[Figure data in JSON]
** start **
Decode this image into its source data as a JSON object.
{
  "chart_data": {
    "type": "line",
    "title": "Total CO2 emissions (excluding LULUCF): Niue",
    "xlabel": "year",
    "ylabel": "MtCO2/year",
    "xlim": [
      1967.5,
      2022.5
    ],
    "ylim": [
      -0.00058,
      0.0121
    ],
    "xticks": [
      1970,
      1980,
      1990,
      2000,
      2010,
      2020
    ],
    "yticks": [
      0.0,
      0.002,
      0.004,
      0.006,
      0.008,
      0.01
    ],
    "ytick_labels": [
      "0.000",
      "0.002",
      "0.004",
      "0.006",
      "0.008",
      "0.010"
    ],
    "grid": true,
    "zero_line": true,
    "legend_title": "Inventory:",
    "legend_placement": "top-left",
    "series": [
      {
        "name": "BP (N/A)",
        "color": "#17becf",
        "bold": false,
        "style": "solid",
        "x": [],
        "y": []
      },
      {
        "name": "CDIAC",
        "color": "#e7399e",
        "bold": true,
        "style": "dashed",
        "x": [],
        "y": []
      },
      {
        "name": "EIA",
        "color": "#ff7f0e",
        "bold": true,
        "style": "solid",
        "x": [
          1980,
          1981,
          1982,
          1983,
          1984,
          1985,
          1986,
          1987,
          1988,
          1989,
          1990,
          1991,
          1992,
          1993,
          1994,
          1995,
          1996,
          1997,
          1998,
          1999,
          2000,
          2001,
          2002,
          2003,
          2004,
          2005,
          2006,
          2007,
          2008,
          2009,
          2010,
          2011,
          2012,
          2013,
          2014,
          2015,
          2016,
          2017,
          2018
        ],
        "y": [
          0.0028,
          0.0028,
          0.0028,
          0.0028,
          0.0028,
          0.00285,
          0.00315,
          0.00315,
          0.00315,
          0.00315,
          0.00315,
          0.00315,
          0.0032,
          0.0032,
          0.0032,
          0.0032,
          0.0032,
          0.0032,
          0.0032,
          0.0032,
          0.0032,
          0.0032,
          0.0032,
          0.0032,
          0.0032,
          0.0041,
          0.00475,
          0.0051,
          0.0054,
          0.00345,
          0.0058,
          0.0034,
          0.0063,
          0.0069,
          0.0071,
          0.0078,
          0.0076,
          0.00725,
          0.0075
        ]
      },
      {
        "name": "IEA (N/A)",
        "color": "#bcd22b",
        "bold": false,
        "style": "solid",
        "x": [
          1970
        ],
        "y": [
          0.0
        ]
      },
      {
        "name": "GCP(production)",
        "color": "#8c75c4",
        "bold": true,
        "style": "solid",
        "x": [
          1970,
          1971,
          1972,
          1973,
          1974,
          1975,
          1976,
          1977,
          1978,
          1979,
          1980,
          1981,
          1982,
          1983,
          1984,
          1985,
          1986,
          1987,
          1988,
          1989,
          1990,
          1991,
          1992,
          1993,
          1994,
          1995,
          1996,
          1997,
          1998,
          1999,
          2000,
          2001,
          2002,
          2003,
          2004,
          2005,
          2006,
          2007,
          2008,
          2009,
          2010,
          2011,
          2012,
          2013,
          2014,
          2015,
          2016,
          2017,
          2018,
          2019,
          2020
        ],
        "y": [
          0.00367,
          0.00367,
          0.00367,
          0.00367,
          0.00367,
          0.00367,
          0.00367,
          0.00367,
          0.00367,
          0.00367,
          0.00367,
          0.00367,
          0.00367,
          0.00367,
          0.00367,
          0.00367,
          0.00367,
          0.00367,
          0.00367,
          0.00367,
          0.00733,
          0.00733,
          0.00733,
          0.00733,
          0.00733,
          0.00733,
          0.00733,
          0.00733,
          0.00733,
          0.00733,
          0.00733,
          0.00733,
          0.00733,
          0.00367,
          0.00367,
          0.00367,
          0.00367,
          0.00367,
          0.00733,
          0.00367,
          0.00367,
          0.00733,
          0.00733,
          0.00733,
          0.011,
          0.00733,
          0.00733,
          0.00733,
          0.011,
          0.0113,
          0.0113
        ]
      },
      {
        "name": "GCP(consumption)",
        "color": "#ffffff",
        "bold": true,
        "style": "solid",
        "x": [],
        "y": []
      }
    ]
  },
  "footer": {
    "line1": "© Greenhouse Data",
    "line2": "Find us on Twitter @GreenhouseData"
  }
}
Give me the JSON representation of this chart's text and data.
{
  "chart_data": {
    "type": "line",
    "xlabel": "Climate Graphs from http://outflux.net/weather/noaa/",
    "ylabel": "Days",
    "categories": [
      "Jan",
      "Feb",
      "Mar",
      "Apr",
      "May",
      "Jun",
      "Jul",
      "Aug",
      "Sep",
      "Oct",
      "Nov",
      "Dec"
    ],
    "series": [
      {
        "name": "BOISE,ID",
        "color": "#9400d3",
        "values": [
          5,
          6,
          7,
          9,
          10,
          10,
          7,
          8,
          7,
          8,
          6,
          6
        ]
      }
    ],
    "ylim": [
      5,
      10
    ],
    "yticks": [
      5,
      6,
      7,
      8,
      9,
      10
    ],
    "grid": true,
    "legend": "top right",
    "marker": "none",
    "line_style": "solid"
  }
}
** end **
* [Exercise instructions]
Return exactly the lines of the data, and only those, from the line with "Give me the" through the last line, inclusive.

* [Answer to this task]
Give me the JSON representation of this chart's text and data.
{
  "chart_data": {
    "type": "line",
    "xlabel": "Climate Graphs from http://outflux.net/weather/noaa/",
    "ylabel": "Days",
    "categories": [
      "Jan",
      "Feb",
      "Mar",
      "Apr",
      "May",
      "Jun",
      "Jul",
      "Aug",
      "Sep",
      "Oct",
      "Nov",
      "Dec"
    ],
    "series": [
      {
        "name": "BOISE,ID",
        "color": "#9400d3",
        "values": [
          5,
          6,
          7,
          9,
          10,
          10,
          7,
          8,
          7,
          8,
          6,
          6
        ]
      }
    ],
    "ylim": [
      5,
      10
    ],
    "yticks": [
      5,
      6,
      7,
      8,
      9,
      10
    ],
    "grid": true,
    "legend": "top right",
    "marker": "none",
    "line_style": "solid"
  }
}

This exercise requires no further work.